Extracted data entries
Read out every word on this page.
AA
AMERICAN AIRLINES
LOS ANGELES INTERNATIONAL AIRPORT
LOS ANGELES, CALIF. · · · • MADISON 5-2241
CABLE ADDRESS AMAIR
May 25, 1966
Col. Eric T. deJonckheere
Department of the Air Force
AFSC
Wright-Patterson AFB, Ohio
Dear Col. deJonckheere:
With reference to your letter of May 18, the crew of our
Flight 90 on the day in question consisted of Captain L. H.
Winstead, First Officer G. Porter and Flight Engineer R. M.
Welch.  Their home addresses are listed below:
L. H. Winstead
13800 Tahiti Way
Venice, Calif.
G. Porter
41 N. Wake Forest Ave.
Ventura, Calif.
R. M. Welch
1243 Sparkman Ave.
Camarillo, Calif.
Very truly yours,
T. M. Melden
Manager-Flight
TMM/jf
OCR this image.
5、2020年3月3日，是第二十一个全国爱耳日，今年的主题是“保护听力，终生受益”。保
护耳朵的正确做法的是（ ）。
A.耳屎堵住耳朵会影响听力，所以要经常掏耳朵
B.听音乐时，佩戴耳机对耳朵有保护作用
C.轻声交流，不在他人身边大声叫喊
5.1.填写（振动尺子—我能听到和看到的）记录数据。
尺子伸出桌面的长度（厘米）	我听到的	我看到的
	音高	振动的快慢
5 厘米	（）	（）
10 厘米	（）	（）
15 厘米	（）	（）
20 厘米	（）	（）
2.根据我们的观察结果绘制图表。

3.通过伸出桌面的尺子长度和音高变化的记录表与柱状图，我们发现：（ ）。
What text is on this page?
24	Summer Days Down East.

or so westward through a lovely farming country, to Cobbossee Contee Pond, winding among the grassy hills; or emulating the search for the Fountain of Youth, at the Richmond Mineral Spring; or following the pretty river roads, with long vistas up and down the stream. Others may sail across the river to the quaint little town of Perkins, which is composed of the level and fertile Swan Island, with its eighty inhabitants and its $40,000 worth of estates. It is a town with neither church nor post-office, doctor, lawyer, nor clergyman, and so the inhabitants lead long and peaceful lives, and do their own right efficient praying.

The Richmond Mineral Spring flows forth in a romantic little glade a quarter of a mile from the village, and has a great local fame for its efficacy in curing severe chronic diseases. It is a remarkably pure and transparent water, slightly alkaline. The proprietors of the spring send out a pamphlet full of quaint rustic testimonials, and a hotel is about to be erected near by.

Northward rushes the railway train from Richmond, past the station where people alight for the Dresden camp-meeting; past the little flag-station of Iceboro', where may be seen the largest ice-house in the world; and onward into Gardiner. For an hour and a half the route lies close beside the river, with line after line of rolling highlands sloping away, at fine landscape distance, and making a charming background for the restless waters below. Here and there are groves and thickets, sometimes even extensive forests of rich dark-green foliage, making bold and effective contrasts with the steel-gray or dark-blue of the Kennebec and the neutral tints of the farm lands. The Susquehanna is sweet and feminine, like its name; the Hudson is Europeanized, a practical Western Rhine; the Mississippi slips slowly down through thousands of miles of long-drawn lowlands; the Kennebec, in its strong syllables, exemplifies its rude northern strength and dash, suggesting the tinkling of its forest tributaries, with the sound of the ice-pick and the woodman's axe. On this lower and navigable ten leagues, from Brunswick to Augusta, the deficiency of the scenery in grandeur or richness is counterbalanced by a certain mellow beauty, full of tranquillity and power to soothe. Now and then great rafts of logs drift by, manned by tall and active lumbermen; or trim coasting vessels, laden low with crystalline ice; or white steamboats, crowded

AIM = Reproduce the entries above exactly.

COMPLETED EXERCISE =
Read out every word on this page.
AA
AMERICAN AIRLINES
LOS ANGELES INTERNATIONAL AIRPORT
LOS ANGELES, CALIF. · · · • MADISON 5-2241
CABLE ADDRESS AMAIR
May 25, 1966
Col. Eric T. deJonckheere
Department of the Air Force
AFSC
Wright-Patterson AFB, Ohio
Dear Col. deJonckheere:
With reference to your letter of May 18, the crew of our
Flight 90 on the day in question consisted of Captain L. H.
Winstead, First Officer G. Porter and Flight Engineer R. M.
Welch.  Their home addresses are listed below:
L. H. Winstead
13800 Tahiti Way
Venice, Calif.
G. Porter
41 N. Wake Forest Ave.
Ventura, Calif.
R. M. Welch
1243 Sparkman Ave.
Camarillo, Calif.
Very truly yours,
T. M. Melden
Manager-Flight
TMM/jf
OCR this image.
5、2020年3月3日，是第二十一个全国爱耳日，今年的主题是“保护听力，终生受益”。保
护耳朵的正确做法的是（ ）。
A.耳屎堵住耳朵会影响听力，所以要经常掏耳朵
B.听音乐时，佩戴耳机对耳朵有保护作用
C.轻声交流，不在他人身边大声叫喊
5.1.填写（振动尺子—我能听到和看到的）记录数据。
尺子伸出桌面的长度（厘米）	我听到的	我看到的
	音高	振动的快慢
5 厘米	（）	（）
10 厘米	（）	（）
15 厘米	（）	（）
20 厘米	（）	（）
2.根据我们的观察结果绘制图表。

3.通过伸出桌面的尺子长度和音高变化的记录表与柱状图，我们发现：（ ）。
What text is on this page?
24	Summer Days Down East.

or so westward through a lovely farming country, to Cobbossee Contee Pond, winding among the grassy hills; or emulating the search for the Fountain of Youth, at the Richmond Mineral Spring; or following the pretty river roads, with long vistas up and down the stream. Others may sail across the river to the quaint little town of Perkins, which is composed of the level and fertile Swan Island, with its eighty inhabitants and its $40,000 worth of estates. It is a town with neither church nor post-office, doctor, lawyer, nor clergyman, and so the inhabitants lead long and peaceful lives, and do their own right efficient praying.

The Richmond Mineral Spring flows forth in a romantic little glade a quarter of a mile from the village, and has a great local fame for its efficacy in curing severe chronic diseases. It is a remarkably pure and transparent water, slightly alkaline. The proprietors of the spring send out a pamphlet full of quaint rustic testimonials, and a hotel is about to be erected near by.

Northward rushes the railway train from Richmond, past the station where people alight for the Dresden camp-meeting; past the little flag-station of Iceboro', where may be seen the largest ice-house in the world; and onward into Gardiner. For an hour and a half the route lies close beside the river, with line after line of rolling highlands sloping away, at fine landscape distance, and making a charming background for the restless waters below. Here and there are groves and thickets, sometimes even extensive forests of rich dark-green foliage, making bold and effective contrasts with the steel-gray or dark-blue of the Kennebec and the neutral tints of the farm lands. The Susquehanna is sweet and feminine, like its name; the Hudson is Europeanized, a practical Western Rhine; the Mississippi slips slowly down through thousands of miles of long-drawn lowlands; the Kennebec, in its strong syllables, exemplifies its rude northern strength and dash, suggesting the tinkling of its forest tributaries, with the sound of the ice-pick and the woodman's axe. On this lower and navigable ten leagues, from Brunswick to Augusta, the deficiency of the scenery in grandeur or richness is counterbalanced by a certain mellow beauty, full of tranquillity and power to soothe. Now and then great rafts of logs drift by, manned by tall and active lumbermen; or trim coasting vessels, laden low with crystalline ice; or white steamboats, crowded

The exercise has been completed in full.